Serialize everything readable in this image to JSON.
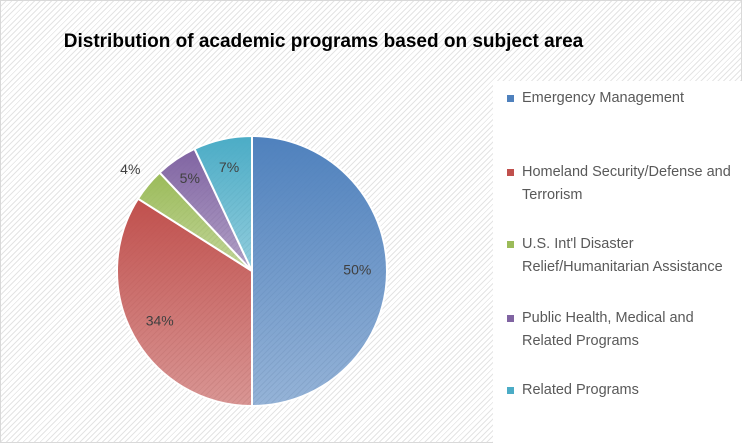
{
  "chart_data": {
    "type": "pie",
    "title": "Distribution of academic programs based on subject area",
    "categories": [
      "Emergency Management",
      "Homeland Security/Defense and Terrorism",
      "U.S. Int'l Disaster Relief/Humanitarian Assistance",
      "Public Health, Medical and Related Programs",
      "Related Programs"
    ],
    "values": [
      50,
      34,
      4,
      5,
      7
    ],
    "value_labels": [
      "50%",
      "34%",
      "4%",
      "5%",
      "7%"
    ],
    "colors": [
      "#4f81bd",
      "#c0504d",
      "#9bbb59",
      "#8064a2",
      "#4bacc6"
    ],
    "legend": "right"
  }
}
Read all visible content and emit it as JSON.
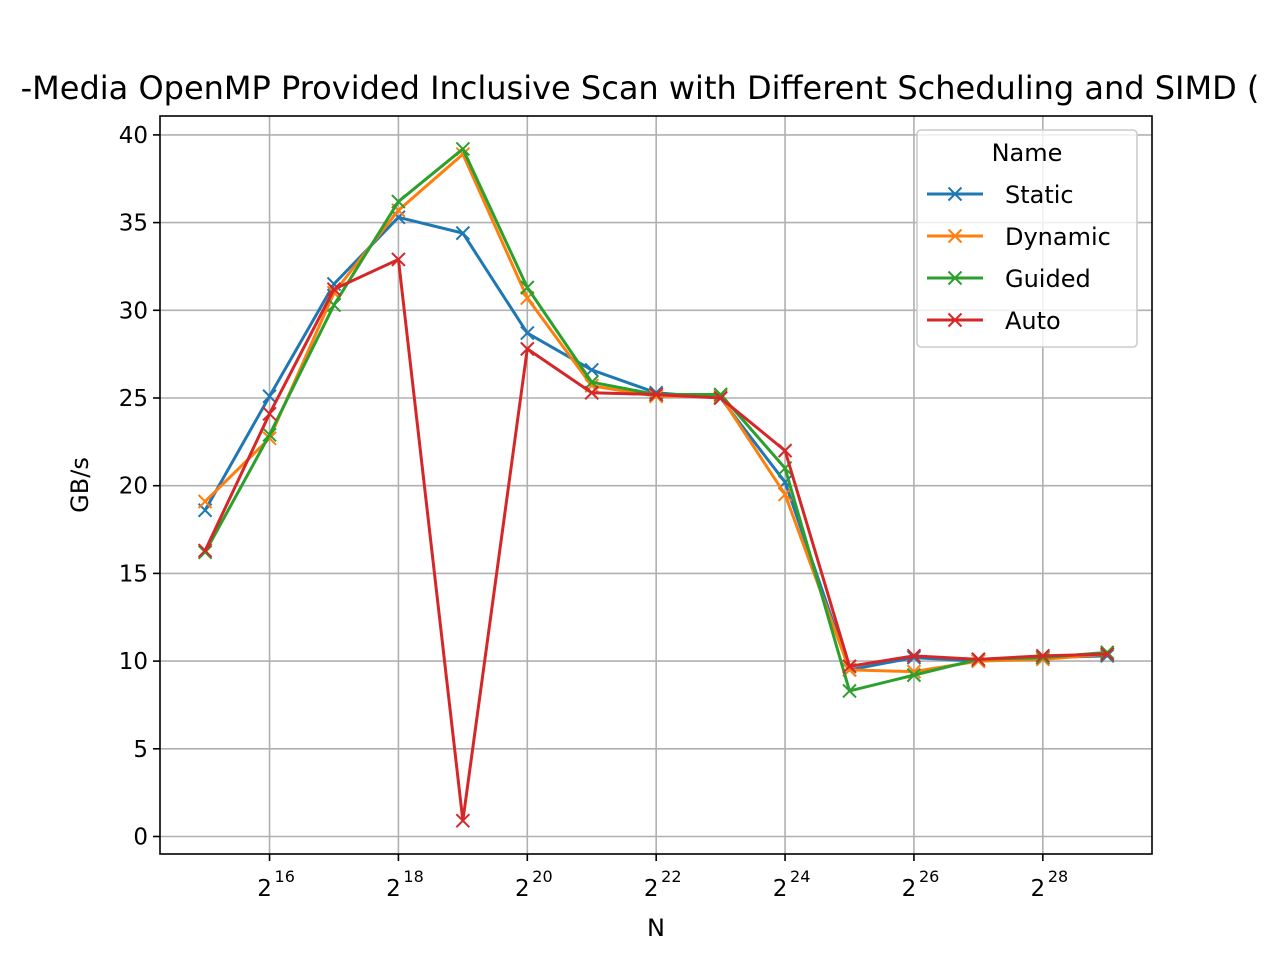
{
  "chart_data": {
    "type": "line",
    "title": "-Media OpenMP Provided Inclusive Scan with Different Scheduling and SIMD (",
    "xlabel": "N",
    "ylabel": "GB/s",
    "x_scale": "log2",
    "x": [
      32768,
      65536,
      131072,
      262144,
      524288,
      1048576,
      2097152,
      4194304,
      8388608,
      16777216,
      33554432,
      67108864,
      134217728,
      268435456,
      536870912
    ],
    "x_ticks": [
      {
        "base": "2",
        "exp": "16"
      },
      {
        "base": "2",
        "exp": "18"
      },
      {
        "base": "2",
        "exp": "20"
      },
      {
        "base": "2",
        "exp": "22"
      },
      {
        "base": "2",
        "exp": "24"
      },
      {
        "base": "2",
        "exp": "26"
      },
      {
        "base": "2",
        "exp": "28"
      }
    ],
    "y_ticks": [
      "0",
      "5",
      "10",
      "15",
      "20",
      "25",
      "30",
      "35",
      "40"
    ],
    "ylim": [
      -1,
      41
    ],
    "grid": true,
    "legend": {
      "title": "Name",
      "position": "top-right"
    },
    "marker": "x",
    "series": [
      {
        "name": "Static",
        "color": "#1f77b4",
        "values": [
          18.6,
          25.1,
          31.5,
          35.3,
          34.4,
          28.7,
          26.6,
          25.3,
          25.0,
          20.2,
          9.5,
          10.2,
          10.0,
          10.2,
          10.3
        ]
      },
      {
        "name": "Dynamic",
        "color": "#ff7f0e",
        "values": [
          19.1,
          22.7,
          31.0,
          35.7,
          38.9,
          30.7,
          25.7,
          25.1,
          25.1,
          19.5,
          9.5,
          9.4,
          10.0,
          10.1,
          10.4
        ]
      },
      {
        "name": "Guided",
        "color": "#2ca02c",
        "values": [
          16.2,
          22.9,
          30.3,
          36.2,
          39.2,
          31.3,
          25.9,
          25.2,
          25.2,
          21.0,
          8.3,
          9.2,
          10.1,
          10.2,
          10.5
        ]
      },
      {
        "name": "Auto",
        "color": "#d62728",
        "values": [
          16.3,
          24.1,
          31.2,
          32.9,
          0.9,
          27.8,
          25.3,
          25.2,
          25.0,
          22.0,
          9.7,
          10.3,
          10.1,
          10.3,
          10.4
        ]
      }
    ]
  }
}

------------------------

# Written problem
Show all lines in the entries above where the word "JSON" appears.

# Reply to the exercise
Serialize everything readable in this image to JSON.
Read all visible content and emit it as JSON.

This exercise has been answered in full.